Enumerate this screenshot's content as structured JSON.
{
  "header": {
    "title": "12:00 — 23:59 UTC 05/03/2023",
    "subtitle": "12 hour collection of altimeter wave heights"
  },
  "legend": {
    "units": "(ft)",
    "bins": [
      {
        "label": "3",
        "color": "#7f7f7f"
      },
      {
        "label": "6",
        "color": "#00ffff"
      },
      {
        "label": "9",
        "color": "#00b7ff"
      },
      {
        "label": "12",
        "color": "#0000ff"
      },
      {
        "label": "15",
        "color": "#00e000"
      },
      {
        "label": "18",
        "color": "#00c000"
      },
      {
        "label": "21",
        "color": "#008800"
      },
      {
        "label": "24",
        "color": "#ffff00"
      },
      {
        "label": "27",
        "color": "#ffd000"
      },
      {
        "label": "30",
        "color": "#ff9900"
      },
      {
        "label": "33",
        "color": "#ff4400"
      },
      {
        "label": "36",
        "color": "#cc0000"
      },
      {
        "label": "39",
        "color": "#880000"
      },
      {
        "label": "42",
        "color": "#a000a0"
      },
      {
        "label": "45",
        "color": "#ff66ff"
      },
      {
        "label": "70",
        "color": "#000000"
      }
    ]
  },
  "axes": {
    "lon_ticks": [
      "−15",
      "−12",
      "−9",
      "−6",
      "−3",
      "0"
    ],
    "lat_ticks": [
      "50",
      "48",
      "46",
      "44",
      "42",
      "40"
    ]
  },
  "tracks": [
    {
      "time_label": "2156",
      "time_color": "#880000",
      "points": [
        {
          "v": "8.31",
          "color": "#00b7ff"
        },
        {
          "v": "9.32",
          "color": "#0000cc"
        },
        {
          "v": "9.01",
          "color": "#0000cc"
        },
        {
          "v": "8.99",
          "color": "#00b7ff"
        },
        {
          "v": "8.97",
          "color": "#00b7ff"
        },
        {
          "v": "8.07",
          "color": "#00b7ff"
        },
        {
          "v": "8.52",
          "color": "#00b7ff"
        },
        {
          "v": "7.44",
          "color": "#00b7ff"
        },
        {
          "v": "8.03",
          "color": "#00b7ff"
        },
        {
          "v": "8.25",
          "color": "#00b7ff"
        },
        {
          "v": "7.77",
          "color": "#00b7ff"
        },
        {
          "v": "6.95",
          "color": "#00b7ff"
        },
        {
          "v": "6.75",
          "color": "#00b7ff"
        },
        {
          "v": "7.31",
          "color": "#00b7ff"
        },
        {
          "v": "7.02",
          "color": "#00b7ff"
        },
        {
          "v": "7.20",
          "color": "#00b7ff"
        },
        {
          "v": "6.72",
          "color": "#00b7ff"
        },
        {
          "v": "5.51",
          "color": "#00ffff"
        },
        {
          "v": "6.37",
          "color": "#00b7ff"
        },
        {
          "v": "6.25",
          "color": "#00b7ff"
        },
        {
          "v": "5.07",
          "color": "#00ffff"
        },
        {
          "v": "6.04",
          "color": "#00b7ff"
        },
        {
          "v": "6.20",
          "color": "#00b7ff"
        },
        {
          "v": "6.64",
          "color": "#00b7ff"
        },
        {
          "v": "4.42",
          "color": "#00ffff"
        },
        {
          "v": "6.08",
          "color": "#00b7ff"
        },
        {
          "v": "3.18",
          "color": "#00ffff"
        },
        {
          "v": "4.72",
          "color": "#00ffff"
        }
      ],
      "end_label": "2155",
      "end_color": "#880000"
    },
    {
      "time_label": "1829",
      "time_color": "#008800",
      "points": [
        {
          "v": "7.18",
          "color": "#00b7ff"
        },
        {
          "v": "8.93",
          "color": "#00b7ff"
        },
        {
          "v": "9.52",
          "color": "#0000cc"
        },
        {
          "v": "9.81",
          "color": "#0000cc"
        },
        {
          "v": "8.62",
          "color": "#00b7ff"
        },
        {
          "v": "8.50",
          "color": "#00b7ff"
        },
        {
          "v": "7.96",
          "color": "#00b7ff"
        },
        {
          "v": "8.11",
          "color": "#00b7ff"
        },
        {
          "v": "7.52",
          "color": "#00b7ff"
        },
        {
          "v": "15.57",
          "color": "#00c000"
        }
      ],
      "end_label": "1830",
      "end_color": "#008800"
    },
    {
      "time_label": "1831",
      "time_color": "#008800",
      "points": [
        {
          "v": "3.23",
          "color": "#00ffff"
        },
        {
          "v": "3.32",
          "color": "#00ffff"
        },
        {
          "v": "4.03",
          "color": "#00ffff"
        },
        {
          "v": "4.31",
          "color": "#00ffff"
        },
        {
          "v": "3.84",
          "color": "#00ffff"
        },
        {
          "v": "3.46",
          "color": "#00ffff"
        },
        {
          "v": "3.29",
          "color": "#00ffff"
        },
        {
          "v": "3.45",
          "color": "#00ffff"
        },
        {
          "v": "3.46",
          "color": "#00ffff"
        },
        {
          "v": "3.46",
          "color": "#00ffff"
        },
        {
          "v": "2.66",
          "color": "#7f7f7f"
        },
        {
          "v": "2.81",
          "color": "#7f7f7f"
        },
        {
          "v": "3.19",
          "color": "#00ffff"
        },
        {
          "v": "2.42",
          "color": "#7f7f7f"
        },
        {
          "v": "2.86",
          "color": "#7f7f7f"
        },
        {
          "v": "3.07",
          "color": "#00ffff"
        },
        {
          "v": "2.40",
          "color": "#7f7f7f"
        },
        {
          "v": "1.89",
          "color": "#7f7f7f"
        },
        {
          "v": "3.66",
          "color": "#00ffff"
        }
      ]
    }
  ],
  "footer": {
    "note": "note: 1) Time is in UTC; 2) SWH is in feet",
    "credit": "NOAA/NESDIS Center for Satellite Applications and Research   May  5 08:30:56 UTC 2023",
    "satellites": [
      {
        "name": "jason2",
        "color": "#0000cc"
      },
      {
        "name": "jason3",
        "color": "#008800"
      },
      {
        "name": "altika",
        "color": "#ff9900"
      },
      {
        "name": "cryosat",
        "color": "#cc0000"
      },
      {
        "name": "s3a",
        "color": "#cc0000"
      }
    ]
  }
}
+++
Write out the records above again, keeping each one identical to the original.

Result:
Enumerate this screenshot's content as structured JSON.
{
  "header": {
    "title": "12:00 — 23:59 UTC 05/03/2023",
    "subtitle": "12 hour collection of altimeter wave heights"
  },
  "legend": {
    "units": "(ft)",
    "bins": [
      {
        "label": "3",
        "color": "#7f7f7f"
      },
      {
        "label": "6",
        "color": "#00ffff"
      },
      {
        "label": "9",
        "color": "#00b7ff"
      },
      {
        "label": "12",
        "color": "#0000ff"
      },
      {
        "label": "15",
        "color": "#00e000"
      },
      {
        "label": "18",
        "color": "#00c000"
      },
      {
        "label": "21",
        "color": "#008800"
      },
      {
        "label": "24",
        "color": "#ffff00"
      },
      {
        "label": "27",
        "color": "#ffd000"
      },
      {
        "label": "30",
        "color": "#ff9900"
      },
      {
        "label": "33",
        "color": "#ff4400"
      },
      {
        "label": "36",
        "color": "#cc0000"
      },
      {
        "label": "39",
        "color": "#880000"
      },
      {
        "label": "42",
        "color": "#a000a0"
      },
      {
        "label": "45",
        "color": "#ff66ff"
      },
      {
        "label": "70",
        "color": "#000000"
      }
    ]
  },
  "axes": {
    "lon_ticks": [
      "−15",
      "−12",
      "−9",
      "−6",
      "−3",
      "0"
    ],
    "lat_ticks": [
      "50",
      "48",
      "46",
      "44",
      "42",
      "40"
    ]
  },
  "tracks": [
    {
      "time_label": "2156",
      "time_color": "#880000",
      "points": [
        {
          "v": "8.31",
          "color": "#00b7ff"
        },
        {
          "v": "9.32",
          "color": "#0000cc"
        },
        {
          "v": "9.01",
          "color": "#0000cc"
        },
        {
          "v": "8.99",
          "color": "#00b7ff"
        },
        {
          "v": "8.97",
          "color": "#00b7ff"
        },
        {
          "v": "8.07",
          "color": "#00b7ff"
        },
        {
          "v": "8.52",
          "color": "#00b7ff"
        },
        {
          "v": "7.44",
          "color": "#00b7ff"
        },
        {
          "v": "8.03",
          "color": "#00b7ff"
        },
        {
          "v": "8.25",
          "color": "#00b7ff"
        },
        {
          "v": "7.77",
          "color": "#00b7ff"
        },
        {
          "v": "6.95",
          "color": "#00b7ff"
        },
        {
          "v": "6.75",
          "color": "#00b7ff"
        },
        {
          "v": "7.31",
          "color": "#00b7ff"
        },
        {
          "v": "7.02",
          "color": "#00b7ff"
        },
        {
          "v": "7.20",
          "color": "#00b7ff"
        },
        {
          "v": "6.72",
          "color": "#00b7ff"
        },
        {
          "v": "5.51",
          "color": "#00ffff"
        },
        {
          "v": "6.37",
          "color": "#00b7ff"
        },
        {
          "v": "6.25",
          "color": "#00b7ff"
        },
        {
          "v": "5.07",
          "color": "#00ffff"
        },
        {
          "v": "6.04",
          "color": "#00b7ff"
        },
        {
          "v": "6.20",
          "color": "#00b7ff"
        },
        {
          "v": "6.64",
          "color": "#00b7ff"
        },
        {
          "v": "4.42",
          "color": "#00ffff"
        },
        {
          "v": "6.08",
          "color": "#00b7ff"
        },
        {
          "v": "3.18",
          "color": "#00ffff"
        },
        {
          "v": "4.72",
          "color": "#00ffff"
        }
      ],
      "end_label": "2155",
      "end_color": "#880000"
    },
    {
      "time_label": "1829",
      "time_color": "#008800",
      "points": [
        {
          "v": "7.18",
          "color": "#00b7ff"
        },
        {
          "v": "8.93",
          "color": "#00b7ff"
        },
        {
          "v": "9.52",
          "color": "#0000cc"
        },
        {
          "v": "9.81",
          "color": "#0000cc"
        },
        {
          "v": "8.62",
          "color": "#00b7ff"
        },
        {
          "v": "8.50",
          "color": "#00b7ff"
        },
        {
          "v": "7.96",
          "color": "#00b7ff"
        },
        {
          "v": "8.11",
          "color": "#00b7ff"
        },
        {
          "v": "7.52",
          "color": "#00b7ff"
        },
        {
          "v": "15.57",
          "color": "#00c000"
        }
      ],
      "end_label": "1830",
      "end_color": "#008800"
    },
    {
      "time_label": "1831",
      "time_color": "#008800",
      "points": [
        {
          "v": "3.23",
          "color": "#00ffff"
        },
        {
          "v": "3.32",
          "color": "#00ffff"
        },
        {
          "v": "4.03",
          "color": "#00ffff"
        },
        {
          "v": "4.31",
          "color": "#00ffff"
        },
        {
          "v": "3.84",
          "color": "#00ffff"
        },
        {
          "v": "3.46",
          "color": "#00ffff"
        },
        {
          "v": "3.29",
          "color": "#00ffff"
        },
        {
          "v": "3.45",
          "color": "#00ffff"
        },
        {
          "v": "3.46",
          "color": "#00ffff"
        },
        {
          "v": "3.46",
          "color": "#00ffff"
        },
        {
          "v": "2.66",
          "color": "#7f7f7f"
        },
        {
          "v": "2.81",
          "color": "#7f7f7f"
        },
        {
          "v": "3.19",
          "color": "#00ffff"
        },
        {
          "v": "2.42",
          "color": "#7f7f7f"
        },
        {
          "v": "2.86",
          "color": "#7f7f7f"
        },
        {
          "v": "3.07",
          "color": "#00ffff"
        },
        {
          "v": "2.40",
          "color": "#7f7f7f"
        },
        {
          "v": "1.89",
          "color": "#7f7f7f"
        },
        {
          "v": "3.66",
          "color": "#00ffff"
        }
      ]
    }
  ],
  "footer": {
    "note": "note: 1) Time is in UTC; 2) SWH is in feet",
    "credit": "NOAA/NESDIS Center for Satellite Applications and Research   May  5 08:30:56 UTC 2023",
    "satellites": [
      {
        "name": "jason2",
        "color": "#0000cc"
      },
      {
        "name": "jason3",
        "color": "#008800"
      },
      {
        "name": "altika",
        "color": "#ff9900"
      },
      {
        "name": "cryosat",
        "color": "#cc0000"
      },
      {
        "name": "s3a",
        "color": "#cc0000"
      }
    ]
  }
}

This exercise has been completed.